--- begin ---

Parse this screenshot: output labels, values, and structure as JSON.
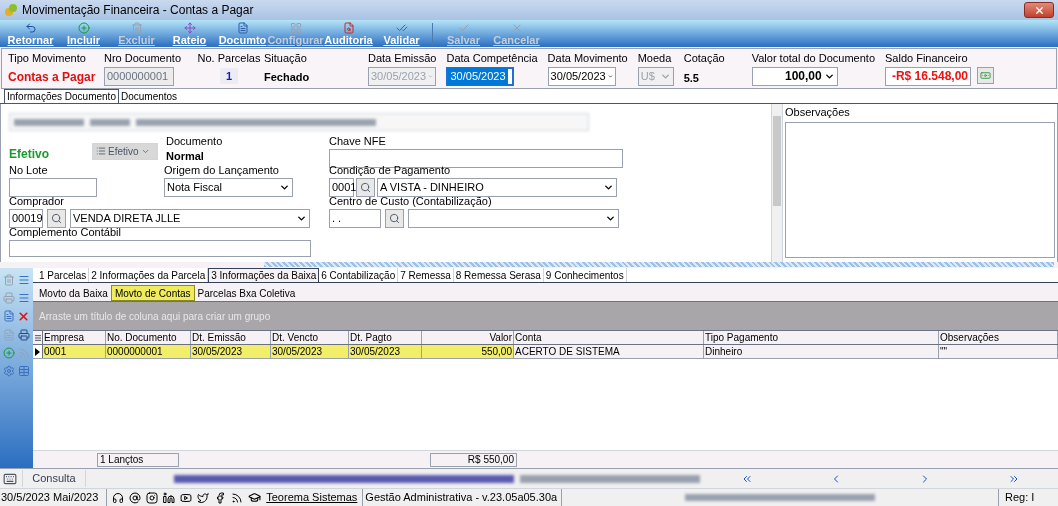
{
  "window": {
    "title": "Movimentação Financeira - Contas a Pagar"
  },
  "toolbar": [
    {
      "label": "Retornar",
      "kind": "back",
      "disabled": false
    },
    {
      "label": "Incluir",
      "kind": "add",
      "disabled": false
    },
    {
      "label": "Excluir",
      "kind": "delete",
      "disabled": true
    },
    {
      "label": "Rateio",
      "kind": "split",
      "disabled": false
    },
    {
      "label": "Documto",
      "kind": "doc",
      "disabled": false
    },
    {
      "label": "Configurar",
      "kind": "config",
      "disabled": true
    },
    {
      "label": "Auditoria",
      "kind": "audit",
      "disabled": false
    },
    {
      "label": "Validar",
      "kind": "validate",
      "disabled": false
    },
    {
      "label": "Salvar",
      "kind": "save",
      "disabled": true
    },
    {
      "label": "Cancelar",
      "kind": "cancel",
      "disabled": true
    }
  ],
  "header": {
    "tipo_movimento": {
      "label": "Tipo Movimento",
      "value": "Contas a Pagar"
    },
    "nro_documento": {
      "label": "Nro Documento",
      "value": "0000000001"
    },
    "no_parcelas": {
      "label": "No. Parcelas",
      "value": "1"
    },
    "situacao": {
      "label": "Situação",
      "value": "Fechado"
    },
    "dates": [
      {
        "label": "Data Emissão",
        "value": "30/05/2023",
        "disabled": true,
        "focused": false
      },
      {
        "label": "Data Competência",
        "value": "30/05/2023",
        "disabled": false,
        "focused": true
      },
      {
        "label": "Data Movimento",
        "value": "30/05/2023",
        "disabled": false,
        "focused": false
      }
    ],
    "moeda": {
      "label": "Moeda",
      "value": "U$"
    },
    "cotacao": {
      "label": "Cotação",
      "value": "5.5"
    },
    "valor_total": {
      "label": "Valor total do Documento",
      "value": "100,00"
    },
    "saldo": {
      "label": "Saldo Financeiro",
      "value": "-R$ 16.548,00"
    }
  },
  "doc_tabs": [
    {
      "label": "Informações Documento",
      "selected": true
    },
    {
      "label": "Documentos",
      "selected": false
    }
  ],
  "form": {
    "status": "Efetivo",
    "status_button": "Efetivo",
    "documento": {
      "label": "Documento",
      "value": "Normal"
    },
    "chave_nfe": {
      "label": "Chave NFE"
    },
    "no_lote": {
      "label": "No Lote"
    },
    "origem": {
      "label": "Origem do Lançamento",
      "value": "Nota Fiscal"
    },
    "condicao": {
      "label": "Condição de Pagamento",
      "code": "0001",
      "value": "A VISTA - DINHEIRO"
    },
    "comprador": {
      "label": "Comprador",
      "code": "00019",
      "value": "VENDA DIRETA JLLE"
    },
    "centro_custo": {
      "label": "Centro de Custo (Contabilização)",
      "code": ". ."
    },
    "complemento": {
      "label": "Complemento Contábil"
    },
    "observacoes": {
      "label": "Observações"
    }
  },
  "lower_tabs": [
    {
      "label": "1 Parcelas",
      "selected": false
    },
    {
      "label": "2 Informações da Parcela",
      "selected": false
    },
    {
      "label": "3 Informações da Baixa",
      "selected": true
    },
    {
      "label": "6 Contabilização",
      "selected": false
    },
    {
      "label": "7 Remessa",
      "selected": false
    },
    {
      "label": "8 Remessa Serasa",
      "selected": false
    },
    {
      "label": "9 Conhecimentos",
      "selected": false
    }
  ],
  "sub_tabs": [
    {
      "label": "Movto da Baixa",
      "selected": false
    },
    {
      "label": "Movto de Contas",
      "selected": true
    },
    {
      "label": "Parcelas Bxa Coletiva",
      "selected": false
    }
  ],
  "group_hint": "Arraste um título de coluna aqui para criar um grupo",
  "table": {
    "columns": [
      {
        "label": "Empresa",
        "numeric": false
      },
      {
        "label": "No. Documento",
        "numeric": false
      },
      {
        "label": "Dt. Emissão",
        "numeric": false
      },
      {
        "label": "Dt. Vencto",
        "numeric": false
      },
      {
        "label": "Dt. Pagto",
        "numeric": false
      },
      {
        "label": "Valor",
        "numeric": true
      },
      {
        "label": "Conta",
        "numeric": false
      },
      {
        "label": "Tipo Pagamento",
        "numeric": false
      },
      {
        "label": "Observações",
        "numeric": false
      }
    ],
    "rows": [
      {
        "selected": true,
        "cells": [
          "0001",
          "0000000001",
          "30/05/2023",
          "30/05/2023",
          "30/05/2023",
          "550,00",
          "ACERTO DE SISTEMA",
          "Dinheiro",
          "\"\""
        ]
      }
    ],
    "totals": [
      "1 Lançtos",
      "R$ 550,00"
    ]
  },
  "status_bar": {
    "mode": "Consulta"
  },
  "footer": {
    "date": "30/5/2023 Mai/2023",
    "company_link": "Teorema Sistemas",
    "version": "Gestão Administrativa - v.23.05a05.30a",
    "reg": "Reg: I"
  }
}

--- end ---

Given task:
Choose all lines containing the string "Baixa" and copy them out.

Response:
      "label": "3 Informações da Baixa",
      "label": "Movto da Baixa",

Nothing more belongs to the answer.